_Исходный текст_.
################
Король Иаков VI проводил свою политику в условиях ожесточенного соперничества между различными партиями аристократов, пока не добился твердой власти над всеми мятежными элементами в Шотландии. Католичество сохранилось в самых глухих местах, но король сделал официальной религией страны протестантизм, в то же время борясь с его крайними проявлениями. Продемонстрировав терпение и изобретательность и прибегнув к взяткам, король убедил очередную церковную ассамблею, собравшуюся при Пертской церкви Кирк Сент-Джонс, вернуться к епископальной системе управления и принять известные «Пять статей Перта». Были, в частности, восстановлены коленопреклонение при причастии, совершаемое епископом таинство миропомазания, основные посты и праздники церкви. Дальше этого он пойти не посмел, всегда придерживаясь одного очень важного принципа в политике: не делать ничего, что привело бы к объединению аристократов и кальвинистов. Он проявил осмотрительность, когда вернул в церковь епископов, но не попытался вернуть источники их доходов, которые были захвачены шотландскими аристократами во время Реформации. Епископы при Иакове были покорны и осторожны в своих действиях, стараясь лишний раз не раздражать лордов. Более того, король оставил в неприкосновенности приходскую организацию церкви, чтобы система нравственного и религиозного контроля в каждой деревне и общине была основана на женевской модели. С помощью старейшин и частых приходских собраний удавалось поддерживать дисциплину и контролировать как священников, так и прихожан.
Король Карл не желал вмешиваться в эти дела. Когда он отправился с визитом в Шотландию, а это произошло только на девятом году его правления, то распорядился провести официальную церемонию коронации в Холируде. Во время нее произошел инцидент, когда лорд-канцлер в ответ на просьбу короля пропустить вперед архиепископа Сент-Эндрюса ответил, что скорее подаст в отставку, чем сделает это. «Я не намерен больше иметь дело с этим злобным подагриком», – в гневе произнес король, все же пойдя на уступку. Внешне коронация прошла так, как того желал король, но мысли аристократов были далеки от происходящего перед их глазами. Лорд Рот, который нес меч во время церемонии, несколько дней спустя попытался передать королю петицию, направленную против епископов.
################
_Короткая задача A_.
Изложите исходный текст в двух предложениях.
_Короткая задача B_.
Перепишите дословно фрагмент исходного текста: всё от слов «Король Карл не» до слов «направленную против епископов.» включительно.
Опирайтесь только на исходный текст.
################
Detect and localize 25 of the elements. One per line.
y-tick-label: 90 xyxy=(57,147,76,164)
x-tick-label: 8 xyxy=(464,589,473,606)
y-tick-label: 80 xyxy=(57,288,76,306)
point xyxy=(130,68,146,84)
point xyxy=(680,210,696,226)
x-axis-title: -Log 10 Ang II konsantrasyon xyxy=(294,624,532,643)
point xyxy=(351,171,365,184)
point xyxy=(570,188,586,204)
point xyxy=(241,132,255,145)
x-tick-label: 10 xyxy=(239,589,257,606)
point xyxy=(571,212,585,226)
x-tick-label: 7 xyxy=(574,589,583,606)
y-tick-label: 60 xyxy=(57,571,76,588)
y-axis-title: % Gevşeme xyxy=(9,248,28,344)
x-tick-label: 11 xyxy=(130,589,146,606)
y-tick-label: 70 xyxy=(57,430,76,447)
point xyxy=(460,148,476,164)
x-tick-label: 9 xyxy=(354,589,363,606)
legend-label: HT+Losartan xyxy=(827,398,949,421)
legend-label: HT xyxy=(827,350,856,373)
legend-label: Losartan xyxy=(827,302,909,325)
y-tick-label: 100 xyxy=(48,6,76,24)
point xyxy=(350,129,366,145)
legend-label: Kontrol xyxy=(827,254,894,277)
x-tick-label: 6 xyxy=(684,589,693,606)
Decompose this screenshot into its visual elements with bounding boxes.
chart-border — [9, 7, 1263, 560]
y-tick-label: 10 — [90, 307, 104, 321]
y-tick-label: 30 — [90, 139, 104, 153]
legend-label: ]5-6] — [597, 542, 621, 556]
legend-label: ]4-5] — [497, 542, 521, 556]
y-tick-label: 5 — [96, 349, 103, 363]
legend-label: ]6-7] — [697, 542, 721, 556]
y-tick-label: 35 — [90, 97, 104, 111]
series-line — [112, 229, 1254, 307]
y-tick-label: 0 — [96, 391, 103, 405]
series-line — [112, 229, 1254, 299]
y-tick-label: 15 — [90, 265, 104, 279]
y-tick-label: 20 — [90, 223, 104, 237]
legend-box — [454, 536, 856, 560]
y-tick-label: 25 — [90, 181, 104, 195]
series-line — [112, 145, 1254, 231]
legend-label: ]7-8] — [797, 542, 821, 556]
################
_Письменный ответ A_.
Иаков VI, добившись твердой власти в Шотландии, сделал протестантизм официальной религией, вернул в церковь епископов и добился принятия «Пяти статей Перта», но не стал возвращать епископам доходы, захваченные аристократами, и сохранил приходскую организацию церкви. Карл, посетив Шотландию лишь на девятом году правления, короновался в Холируде, однако на церемонии лорд-канцлер отказался пропустить вперед архиепископа Сент-Эндрюса, а лорд Рот несколько дней спустя попытался передать королю петицию против епископов.

_Письменный ответ B_.
Король Карл не желал вмешиваться в эти дела. Когда он отправился с визитом в Шотландию, а это произошло только на девятом году его правления, то распорядился провести официальную церемонию коронации в Холируде. Во время нее произошел инцидент, когда лорд-канцлер в ответ на просьбу короля пропустить вперед архиепископа Сент-Эндрюса ответил, что скорее подаст в отставку, чем сделает это. «Я не намерен больше иметь дело с этим злобным подагриком», – в гневе произнес король, все же пойдя на уступку. Внешне коронация прошла так, как того желал король, но мысли аристократов были далеки от происходящего перед их глазами. Лорд Рот, который нес меч во время церемонии, несколько дней спустя попытался передать королю петицию, направленную против епископов.